----- Data to use -----

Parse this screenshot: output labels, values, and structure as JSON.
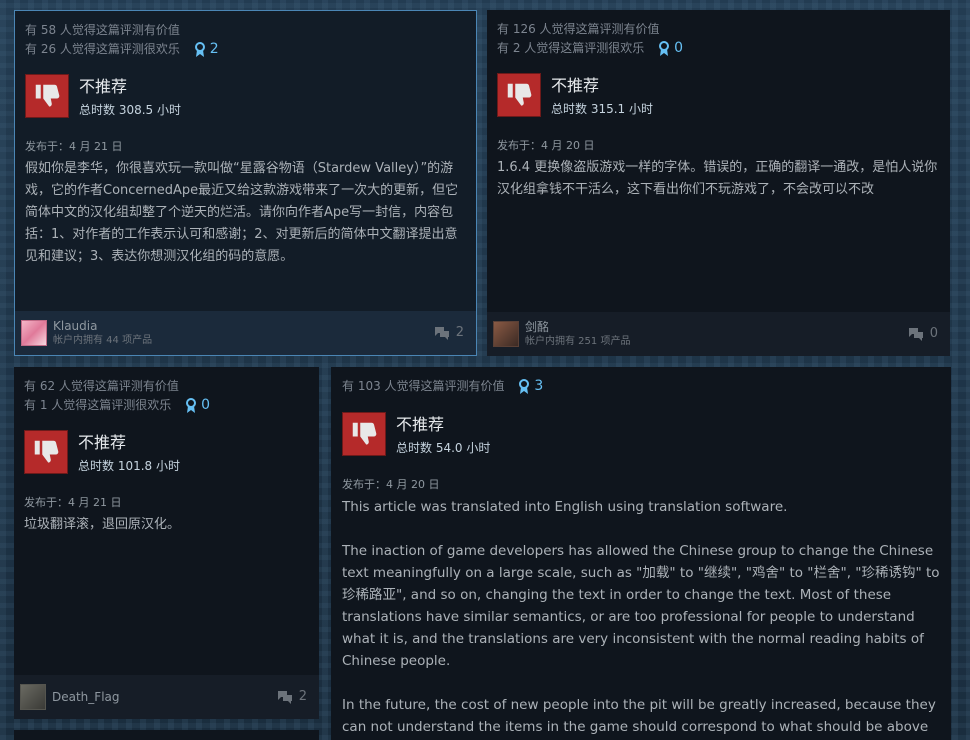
{
  "reviews": [
    {
      "helpful": "有 58 人觉得这篇评测有价值",
      "funny": "有 26 人觉得这篇评测很欢乐",
      "awards": "2",
      "verdict": "不推荐",
      "hours": "总时数 308.5 小时",
      "posted": "发布于：4 月 21 日",
      "text": "假如你是李华，你很喜欢玩一款叫做“星露谷物语（Stardew Valley）”的游戏，它的作者ConcernedApe最近又给这款游戏带来了一次大的更新，但它简体中文的汉化组却整了个逆天的烂活。请你向作者Ape写一封信，内容包括：1、对作者的工作表示认可和感谢；2、对更新后的简体中文翻译提出意见和建议；3、表达你想测汉化组的码的意愿。",
      "user": "Klaudia",
      "products": "帐户内拥有 44 项产品",
      "comments": "2"
    },
    {
      "helpful": "有 126 人觉得这篇评测有价值",
      "funny": "有 2 人觉得这篇评测很欢乐",
      "awards": "0",
      "verdict": "不推荐",
      "hours": "总时数 315.1 小时",
      "posted": "发布于：4 月 20 日",
      "text": "1.6.4 更换像盗版游戏一样的字体。错误的，正确的翻译一通改，是怕人说你汉化组拿钱不干活么，这下看出你们不玩游戏了，不会改可以不改",
      "user": "剑酩",
      "products": "帐户内拥有 251 项产品",
      "comments": "0"
    },
    {
      "helpful": "有 62 人觉得这篇评测有价值",
      "funny": "有 1 人觉得这篇评测很欢乐",
      "awards": "0",
      "verdict": "不推荐",
      "hours": "总时数 101.8 小时",
      "posted": "发布于：4 月 21 日",
      "text": "垃圾翻译滚，退回原汉化。",
      "user": "Death_Flag",
      "products": "",
      "comments": "2"
    },
    {
      "helpful": "有 103 人觉得这篇评测有价值",
      "awards": "3",
      "verdict": "不推荐",
      "hours": "总时数 54.0 小时",
      "posted": "发布于：4 月 20 日",
      "paragraphs": [
        "This article was translated into English using translation software.",
        "The inaction of game developers has allowed the Chinese group to change the Chinese text meaningfully on a large scale, such as \"加载\" to \"继续\", \"鸡舍\" to \"栏舍\", \"珍稀诱钩\" to 珍稀路亚\", and so on, changing the text in order to change the text. Most of these translations have similar semantics, or are too professional for people to understand what it is, and the translations are very inconsistent with the normal reading habits of Chinese people.",
        "In the future, the cost of new people into the pit will be greatly increased, because they can not understand the items in the game should correspond to what should be above the walkthrough."
      ]
    }
  ],
  "colors": {
    "accent": "#66c0f4",
    "thumb_bg": "#b52a2a",
    "card_bg": "#0f151d"
  },
  "icons": {
    "thumb": "thumbs-down-icon",
    "award": "award-ribbon-icon",
    "comment": "comment-bubble-icon"
  }
}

-----

Given instruction ▸
Look through the entries above and report the number of lines that contain "helpful". Write only the number.

Solution to this exercise ▸
4